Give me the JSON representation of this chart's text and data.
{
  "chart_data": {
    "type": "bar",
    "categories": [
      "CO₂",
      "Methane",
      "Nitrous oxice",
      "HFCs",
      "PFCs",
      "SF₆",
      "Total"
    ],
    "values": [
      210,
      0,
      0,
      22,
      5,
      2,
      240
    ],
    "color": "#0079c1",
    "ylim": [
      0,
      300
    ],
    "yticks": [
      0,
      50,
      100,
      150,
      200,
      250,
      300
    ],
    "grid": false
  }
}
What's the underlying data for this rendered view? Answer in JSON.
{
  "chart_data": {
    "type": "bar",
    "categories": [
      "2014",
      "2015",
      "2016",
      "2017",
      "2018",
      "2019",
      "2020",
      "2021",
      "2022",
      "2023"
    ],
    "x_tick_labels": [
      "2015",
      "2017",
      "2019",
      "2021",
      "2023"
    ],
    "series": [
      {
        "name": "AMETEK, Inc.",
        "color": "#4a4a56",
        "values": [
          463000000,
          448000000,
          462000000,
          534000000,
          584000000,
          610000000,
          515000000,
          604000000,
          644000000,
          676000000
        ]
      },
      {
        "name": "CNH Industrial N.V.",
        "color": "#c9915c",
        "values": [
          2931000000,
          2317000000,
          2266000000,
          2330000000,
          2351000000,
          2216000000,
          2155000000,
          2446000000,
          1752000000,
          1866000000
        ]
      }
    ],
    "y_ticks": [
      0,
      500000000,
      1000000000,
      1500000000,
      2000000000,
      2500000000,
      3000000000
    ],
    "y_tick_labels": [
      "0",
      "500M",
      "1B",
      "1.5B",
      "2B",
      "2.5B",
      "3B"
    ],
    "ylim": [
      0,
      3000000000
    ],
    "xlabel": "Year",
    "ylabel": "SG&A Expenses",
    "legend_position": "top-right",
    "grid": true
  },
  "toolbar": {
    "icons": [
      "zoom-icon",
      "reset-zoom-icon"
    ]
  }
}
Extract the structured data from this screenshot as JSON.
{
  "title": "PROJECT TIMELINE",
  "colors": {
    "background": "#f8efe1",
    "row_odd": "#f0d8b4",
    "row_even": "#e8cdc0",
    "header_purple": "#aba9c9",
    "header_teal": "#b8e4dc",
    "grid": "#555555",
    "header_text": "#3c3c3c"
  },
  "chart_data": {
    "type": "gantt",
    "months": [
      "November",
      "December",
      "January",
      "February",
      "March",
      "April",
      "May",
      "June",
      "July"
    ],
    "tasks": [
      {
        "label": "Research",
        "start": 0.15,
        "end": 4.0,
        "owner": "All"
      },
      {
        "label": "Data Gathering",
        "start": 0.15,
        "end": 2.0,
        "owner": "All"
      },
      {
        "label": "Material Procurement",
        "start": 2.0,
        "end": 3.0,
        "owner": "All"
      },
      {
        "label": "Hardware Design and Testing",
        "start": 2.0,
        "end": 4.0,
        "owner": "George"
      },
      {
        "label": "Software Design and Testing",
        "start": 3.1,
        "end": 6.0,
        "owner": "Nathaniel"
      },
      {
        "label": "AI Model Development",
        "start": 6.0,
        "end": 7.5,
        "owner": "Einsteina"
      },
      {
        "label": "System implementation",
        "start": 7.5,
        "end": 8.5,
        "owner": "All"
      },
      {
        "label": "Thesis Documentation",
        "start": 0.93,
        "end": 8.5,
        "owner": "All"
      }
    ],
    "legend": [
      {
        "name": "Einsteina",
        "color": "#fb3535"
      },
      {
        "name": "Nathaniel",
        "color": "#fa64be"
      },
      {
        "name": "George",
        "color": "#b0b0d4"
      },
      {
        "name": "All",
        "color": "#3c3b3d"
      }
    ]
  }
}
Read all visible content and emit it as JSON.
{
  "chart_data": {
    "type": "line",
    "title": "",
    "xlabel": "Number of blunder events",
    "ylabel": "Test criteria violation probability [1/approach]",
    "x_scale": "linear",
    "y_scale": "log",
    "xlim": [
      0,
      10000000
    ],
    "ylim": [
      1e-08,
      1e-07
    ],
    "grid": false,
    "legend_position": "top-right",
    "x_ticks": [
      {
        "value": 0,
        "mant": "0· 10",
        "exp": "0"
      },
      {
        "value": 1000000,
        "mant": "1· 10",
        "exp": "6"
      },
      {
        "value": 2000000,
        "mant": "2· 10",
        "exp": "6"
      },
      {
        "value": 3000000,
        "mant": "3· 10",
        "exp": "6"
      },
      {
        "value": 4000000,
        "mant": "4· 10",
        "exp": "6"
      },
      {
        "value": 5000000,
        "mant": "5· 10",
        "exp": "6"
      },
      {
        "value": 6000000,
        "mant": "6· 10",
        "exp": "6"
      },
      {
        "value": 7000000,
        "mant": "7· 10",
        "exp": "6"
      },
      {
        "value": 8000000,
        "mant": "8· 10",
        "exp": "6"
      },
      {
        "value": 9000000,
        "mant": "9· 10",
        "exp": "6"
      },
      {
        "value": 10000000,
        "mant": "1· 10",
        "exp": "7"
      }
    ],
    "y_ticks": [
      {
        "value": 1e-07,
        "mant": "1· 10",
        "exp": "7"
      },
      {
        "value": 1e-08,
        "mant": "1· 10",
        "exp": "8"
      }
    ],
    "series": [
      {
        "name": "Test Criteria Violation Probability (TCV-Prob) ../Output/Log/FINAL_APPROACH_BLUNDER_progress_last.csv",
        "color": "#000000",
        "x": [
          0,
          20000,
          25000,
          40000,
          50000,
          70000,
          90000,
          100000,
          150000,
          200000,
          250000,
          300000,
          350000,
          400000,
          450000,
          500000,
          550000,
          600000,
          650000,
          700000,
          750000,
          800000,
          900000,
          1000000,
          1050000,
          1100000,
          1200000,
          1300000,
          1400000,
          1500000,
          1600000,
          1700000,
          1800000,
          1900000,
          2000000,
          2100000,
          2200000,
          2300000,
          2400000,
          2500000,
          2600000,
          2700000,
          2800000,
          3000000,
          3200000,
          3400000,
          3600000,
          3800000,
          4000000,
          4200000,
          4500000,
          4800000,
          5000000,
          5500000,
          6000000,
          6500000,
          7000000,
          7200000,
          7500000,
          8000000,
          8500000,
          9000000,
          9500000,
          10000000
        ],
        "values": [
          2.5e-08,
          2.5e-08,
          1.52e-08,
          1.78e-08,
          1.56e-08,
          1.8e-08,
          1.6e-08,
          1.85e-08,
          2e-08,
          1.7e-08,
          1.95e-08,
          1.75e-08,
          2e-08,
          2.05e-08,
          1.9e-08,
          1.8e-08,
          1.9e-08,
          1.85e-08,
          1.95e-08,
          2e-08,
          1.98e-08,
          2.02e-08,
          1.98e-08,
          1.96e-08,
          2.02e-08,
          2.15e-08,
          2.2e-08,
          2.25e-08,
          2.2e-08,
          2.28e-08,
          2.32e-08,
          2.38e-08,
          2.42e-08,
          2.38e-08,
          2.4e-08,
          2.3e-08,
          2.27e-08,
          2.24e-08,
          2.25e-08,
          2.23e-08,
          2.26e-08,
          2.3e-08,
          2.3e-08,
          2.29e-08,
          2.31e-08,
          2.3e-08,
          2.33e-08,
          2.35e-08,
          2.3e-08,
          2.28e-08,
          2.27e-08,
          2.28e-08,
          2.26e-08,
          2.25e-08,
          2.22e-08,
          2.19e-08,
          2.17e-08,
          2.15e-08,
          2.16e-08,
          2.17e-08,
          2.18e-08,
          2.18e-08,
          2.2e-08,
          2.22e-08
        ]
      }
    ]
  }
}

------

* _SHORT EXERCISE_: Copy the records above exactly.

* _EXPECTED ANSWER_:
Give me the JSON representation of this chart's text and data.
{
  "chart_data": {
    "type": "bar",
    "categories": [
      "CO₂",
      "Methane",
      "Nitrous oxice",
      "HFCs",
      "PFCs",
      "SF₆",
      "Total"
    ],
    "values": [
      210,
      0,
      0,
      22,
      5,
      2,
      240
    ],
    "color": "#0079c1",
    "ylim": [
      0,
      300
    ],
    "yticks": [
      0,
      50,
      100,
      150,
      200,
      250,
      300
    ],
    "grid": false
  }
}
What's the underlying data for this rendered view? Answer in JSON.
{
  "chart_data": {
    "type": "bar",
    "categories": [
      "2014",
      "2015",
      "2016",
      "2017",
      "2018",
      "2019",
      "2020",
      "2021",
      "2022",
      "2023"
    ],
    "x_tick_labels": [
      "2015",
      "2017",
      "2019",
      "2021",
      "2023"
    ],
    "series": [
      {
        "name": "AMETEK, Inc.",
        "color": "#4a4a56",
        "values": [
          463000000,
          448000000,
          462000000,
          534000000,
          584000000,
          610000000,
          515000000,
          604000000,
          644000000,
          676000000
        ]
      },
      {
        "name": "CNH Industrial N.V.",
        "color": "#c9915c",
        "values": [
          2931000000,
          2317000000,
          2266000000,
          2330000000,
          2351000000,
          2216000000,
          2155000000,
          2446000000,
          1752000000,
          1866000000
        ]
      }
    ],
    "y_ticks": [
      0,
      500000000,
      1000000000,
      1500000000,
      2000000000,
      2500000000,
      3000000000
    ],
    "y_tick_labels": [
      "0",
      "500M",
      "1B",
      "1.5B",
      "2B",
      "2.5B",
      "3B"
    ],
    "ylim": [
      0,
      3000000000
    ],
    "xlabel": "Year",
    "ylabel": "SG&A Expenses",
    "legend_position": "top-right",
    "grid": true
  },
  "toolbar": {
    "icons": [
      "zoom-icon",
      "reset-zoom-icon"
    ]
  }
}
Extract the structured data from this screenshot as JSON.
{
  "title": "PROJECT TIMELINE",
  "colors": {
    "background": "#f8efe1",
    "row_odd": "#f0d8b4",
    "row_even": "#e8cdc0",
    "header_purple": "#aba9c9",
    "header_teal": "#b8e4dc",
    "grid": "#555555",
    "header_text": "#3c3c3c"
  },
  "chart_data": {
    "type": "gantt",
    "months": [
      "November",
      "December",
      "January",
      "February",
      "March",
      "April",
      "May",
      "June",
      "July"
    ],
    "tasks": [
      {
        "label": "Research",
        "start": 0.15,
        "end": 4.0,
        "owner": "All"
      },
      {
        "label": "Data Gathering",
        "start": 0.15,
        "end": 2.0,
        "owner": "All"
      },
      {
        "label": "Material Procurement",
        "start": 2.0,
        "end": 3.0,
        "owner": "All"
      },
      {
        "label": "Hardware Design and Testing",
        "start": 2.0,
        "end": 4.0,
        "owner": "George"
      },
      {
        "label": "Software Design and Testing",
        "start": 3.1,
        "end": 6.0,
        "owner": "Nathaniel"
      },
      {
        "label": "AI Model Development",
        "start": 6.0,
        "end": 7.5,
        "owner": "Einsteina"
      },
      {
        "label": "System implementation",
        "start": 7.5,
        "end": 8.5,
        "owner": "All"
      },
      {
        "label": "Thesis Documentation",
        "start": 0.93,
        "end": 8.5,
        "owner": "All"
      }
    ],
    "legend": [
      {
        "name": "Einsteina",
        "color": "#fb3535"
      },
      {
        "name": "Nathaniel",
        "color": "#fa64be"
      },
      {
        "name": "George",
        "color": "#b0b0d4"
      },
      {
        "name": "All",
        "color": "#3c3b3d"
      }
    ]
  }
}
Read all visible content and emit it as JSON.
{
  "chart_data": {
    "type": "line",
    "title": "",
    "xlabel": "Number of blunder events",
    "ylabel": "Test criteria violation probability [1/approach]",
    "x_scale": "linear",
    "y_scale": "log",
    "xlim": [
      0,
      10000000
    ],
    "ylim": [
      1e-08,
      1e-07
    ],
    "grid": false,
    "legend_position": "top-right",
    "x_ticks": [
      {
        "value": 0,
        "mant": "0· 10",
        "exp": "0"
      },
      {
        "value": 1000000,
        "mant": "1· 10",
        "exp": "6"
      },
      {
        "value": 2000000,
        "mant": "2· 10",
        "exp": "6"
      },
      {
        "value": 3000000,
        "mant": "3· 10",
        "exp": "6"
      },
      {
        "value": 4000000,
        "mant": "4· 10",
        "exp": "6"
      },
      {
        "value": 5000000,
        "mant": "5· 10",
        "exp": "6"
      },
      {
        "value": 6000000,
        "mant": "6· 10",
        "exp": "6"
      },
      {
        "value": 7000000,
        "mant": "7· 10",
        "exp": "6"
      },
      {
        "value": 8000000,
        "mant": "8· 10",
        "exp": "6"
      },
      {
        "value": 9000000,
        "mant": "9· 10",
        "exp": "6"
      },
      {
        "value": 10000000,
        "mant": "1· 10",
        "exp": "7"
      }
    ],
    "y_ticks": [
      {
        "value": 1e-07,
        "mant": "1· 10",
        "exp": "7"
      },
      {
        "value": 1e-08,
        "mant": "1· 10",
        "exp": "8"
      }
    ],
    "series": [
      {
        "name": "Test Criteria Violation Probability (TCV-Prob) ../Output/Log/FINAL_APPROACH_BLUNDER_progress_last.csv",
        "color": "#000000",
        "x": [
          0,
          20000,
          25000,
          40000,
          50000,
          70000,
          90000,
          100000,
          150000,
          200000,
          250000,
          300000,
          350000,
          400000,
          450000,
          500000,
          550000,
          600000,
          650000,
          700000,
          750000,
          800000,
          900000,
          1000000,
          1050000,
          1100000,
          1200000,
          1300000,
          1400000,
          1500000,
          1600000,
          1700000,
          1800000,
          1900000,
          2000000,
          2100000,
          2200000,
          2300000,
          2400000,
          2500000,
          2600000,
          2700000,
          2800000,
          3000000,
          3200000,
          3400000,
          3600000,
          3800000,
          4000000,
          4200000,
          4500000,
          4800000,
          5000000,
          5500000,
          6000000,
          6500000,
          7000000,
          7200000,
          7500000,
          8000000,
          8500000,
          9000000,
          9500000,
          10000000
        ],
        "values": [
          2.5e-08,
          2.5e-08,
          1.52e-08,
          1.78e-08,
          1.56e-08,
          1.8e-08,
          1.6e-08,
          1.85e-08,
          2e-08,
          1.7e-08,
          1.95e-08,
          1.75e-08,
          2e-08,
          2.05e-08,
          1.9e-08,
          1.8e-08,
          1.9e-08,
          1.85e-08,
          1.95e-08,
          2e-08,
          1.98e-08,
          2.02e-08,
          1.98e-08,
          1.96e-08,
          2.02e-08,
          2.15e-08,
          2.2e-08,
          2.25e-08,
          2.2e-08,
          2.28e-08,
          2.32e-08,
          2.38e-08,
          2.42e-08,
          2.38e-08,
          2.4e-08,
          2.3e-08,
          2.27e-08,
          2.24e-08,
          2.25e-08,
          2.23e-08,
          2.26e-08,
          2.3e-08,
          2.3e-08,
          2.29e-08,
          2.31e-08,
          2.3e-08,
          2.33e-08,
          2.35e-08,
          2.3e-08,
          2.28e-08,
          2.27e-08,
          2.28e-08,
          2.26e-08,
          2.25e-08,
          2.22e-08,
          2.19e-08,
          2.17e-08,
          2.15e-08,
          2.16e-08,
          2.17e-08,
          2.18e-08,
          2.18e-08,
          2.2e-08,
          2.22e-08
        ]
      }
    ]
  }
}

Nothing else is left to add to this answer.